_WHAT YOU HAVE TO DO_.
Copy out the listing in full, exactly as written, but not its pictures.

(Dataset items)
^^^^^^^^^^^^^^^^
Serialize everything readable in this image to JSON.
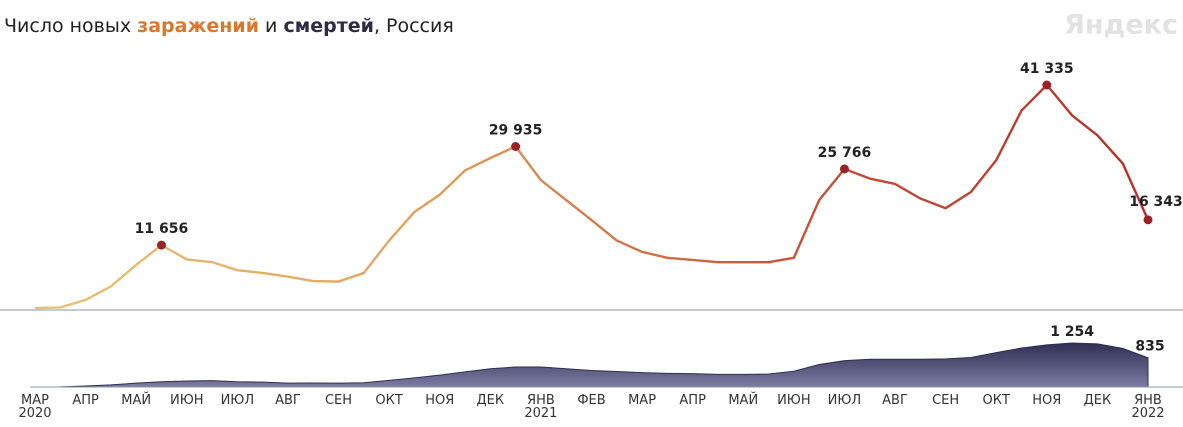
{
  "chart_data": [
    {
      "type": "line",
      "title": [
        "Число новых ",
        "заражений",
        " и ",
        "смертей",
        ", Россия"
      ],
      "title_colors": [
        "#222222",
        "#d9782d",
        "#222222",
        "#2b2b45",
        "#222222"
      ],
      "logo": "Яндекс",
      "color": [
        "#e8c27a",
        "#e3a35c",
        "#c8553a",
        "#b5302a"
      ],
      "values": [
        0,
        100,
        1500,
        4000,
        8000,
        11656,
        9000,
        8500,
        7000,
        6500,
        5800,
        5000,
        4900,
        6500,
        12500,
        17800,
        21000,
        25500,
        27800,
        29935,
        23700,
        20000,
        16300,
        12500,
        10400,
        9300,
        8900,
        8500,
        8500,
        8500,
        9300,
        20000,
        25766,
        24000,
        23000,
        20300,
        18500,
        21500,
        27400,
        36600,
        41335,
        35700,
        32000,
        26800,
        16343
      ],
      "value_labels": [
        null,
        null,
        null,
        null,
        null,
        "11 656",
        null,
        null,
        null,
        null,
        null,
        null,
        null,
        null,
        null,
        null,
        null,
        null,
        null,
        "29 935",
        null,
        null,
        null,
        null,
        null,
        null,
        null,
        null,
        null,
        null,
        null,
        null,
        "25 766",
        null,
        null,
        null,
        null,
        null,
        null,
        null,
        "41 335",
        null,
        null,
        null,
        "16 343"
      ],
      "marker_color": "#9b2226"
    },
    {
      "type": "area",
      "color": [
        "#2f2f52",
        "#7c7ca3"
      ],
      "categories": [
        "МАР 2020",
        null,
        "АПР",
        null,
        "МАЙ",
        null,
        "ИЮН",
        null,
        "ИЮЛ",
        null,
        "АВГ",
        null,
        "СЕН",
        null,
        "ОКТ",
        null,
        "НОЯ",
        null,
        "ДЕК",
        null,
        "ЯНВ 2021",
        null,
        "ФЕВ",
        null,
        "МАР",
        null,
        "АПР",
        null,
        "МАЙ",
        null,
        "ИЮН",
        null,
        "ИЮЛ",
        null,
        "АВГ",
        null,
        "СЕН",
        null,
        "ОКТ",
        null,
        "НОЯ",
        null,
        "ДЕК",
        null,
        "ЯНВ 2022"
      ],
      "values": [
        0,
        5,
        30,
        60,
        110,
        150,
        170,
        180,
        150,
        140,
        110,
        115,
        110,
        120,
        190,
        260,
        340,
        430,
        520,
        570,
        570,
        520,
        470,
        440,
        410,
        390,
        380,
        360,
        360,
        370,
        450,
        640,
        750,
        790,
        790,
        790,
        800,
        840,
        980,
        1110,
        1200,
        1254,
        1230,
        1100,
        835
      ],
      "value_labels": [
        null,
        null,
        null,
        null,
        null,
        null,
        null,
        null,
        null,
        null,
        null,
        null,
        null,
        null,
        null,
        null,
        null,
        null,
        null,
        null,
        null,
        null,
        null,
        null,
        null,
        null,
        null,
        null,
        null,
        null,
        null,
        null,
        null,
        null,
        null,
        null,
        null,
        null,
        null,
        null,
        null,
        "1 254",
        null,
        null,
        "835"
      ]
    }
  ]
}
^^^^^^^^^^^^^^^^
_SOLUTION TO THIS TASK_.
Serialize everything readable in this image to JSON.
{
  "chart_data": [
    {
      "type": "line",
      "title": [
        "Число новых ",
        "заражений",
        " и ",
        "смертей",
        ", Россия"
      ],
      "title_colors": [
        "#222222",
        "#d9782d",
        "#222222",
        "#2b2b45",
        "#222222"
      ],
      "logo": "Яндекс",
      "color": [
        "#e8c27a",
        "#e3a35c",
        "#c8553a",
        "#b5302a"
      ],
      "values": [
        0,
        100,
        1500,
        4000,
        8000,
        11656,
        9000,
        8500,
        7000,
        6500,
        5800,
        5000,
        4900,
        6500,
        12500,
        17800,
        21000,
        25500,
        27800,
        29935,
        23700,
        20000,
        16300,
        12500,
        10400,
        9300,
        8900,
        8500,
        8500,
        8500,
        9300,
        20000,
        25766,
        24000,
        23000,
        20300,
        18500,
        21500,
        27400,
        36600,
        41335,
        35700,
        32000,
        26800,
        16343
      ],
      "value_labels": [
        null,
        null,
        null,
        null,
        null,
        "11 656",
        null,
        null,
        null,
        null,
        null,
        null,
        null,
        null,
        null,
        null,
        null,
        null,
        null,
        "29 935",
        null,
        null,
        null,
        null,
        null,
        null,
        null,
        null,
        null,
        null,
        null,
        null,
        "25 766",
        null,
        null,
        null,
        null,
        null,
        null,
        null,
        "41 335",
        null,
        null,
        null,
        "16 343"
      ],
      "marker_color": "#9b2226"
    },
    {
      "type": "area",
      "color": [
        "#2f2f52",
        "#7c7ca3"
      ],
      "categories": [
        "МАР 2020",
        null,
        "АПР",
        null,
        "МАЙ",
        null,
        "ИЮН",
        null,
        "ИЮЛ",
        null,
        "АВГ",
        null,
        "СЕН",
        null,
        "ОКТ",
        null,
        "НОЯ",
        null,
        "ДЕК",
        null,
        "ЯНВ 2021",
        null,
        "ФЕВ",
        null,
        "МАР",
        null,
        "АПР",
        null,
        "МАЙ",
        null,
        "ИЮН",
        null,
        "ИЮЛ",
        null,
        "АВГ",
        null,
        "СЕН",
        null,
        "ОКТ",
        null,
        "НОЯ",
        null,
        "ДЕК",
        null,
        "ЯНВ 2022"
      ],
      "values": [
        0,
        5,
        30,
        60,
        110,
        150,
        170,
        180,
        150,
        140,
        110,
        115,
        110,
        120,
        190,
        260,
        340,
        430,
        520,
        570,
        570,
        520,
        470,
        440,
        410,
        390,
        380,
        360,
        360,
        370,
        450,
        640,
        750,
        790,
        790,
        790,
        800,
        840,
        980,
        1110,
        1200,
        1254,
        1230,
        1100,
        835
      ],
      "value_labels": [
        null,
        null,
        null,
        null,
        null,
        null,
        null,
        null,
        null,
        null,
        null,
        null,
        null,
        null,
        null,
        null,
        null,
        null,
        null,
        null,
        null,
        null,
        null,
        null,
        null,
        null,
        null,
        null,
        null,
        null,
        null,
        null,
        null,
        null,
        null,
        null,
        null,
        null,
        null,
        null,
        null,
        "1 254",
        null,
        null,
        "835"
      ]
    }
  ]
}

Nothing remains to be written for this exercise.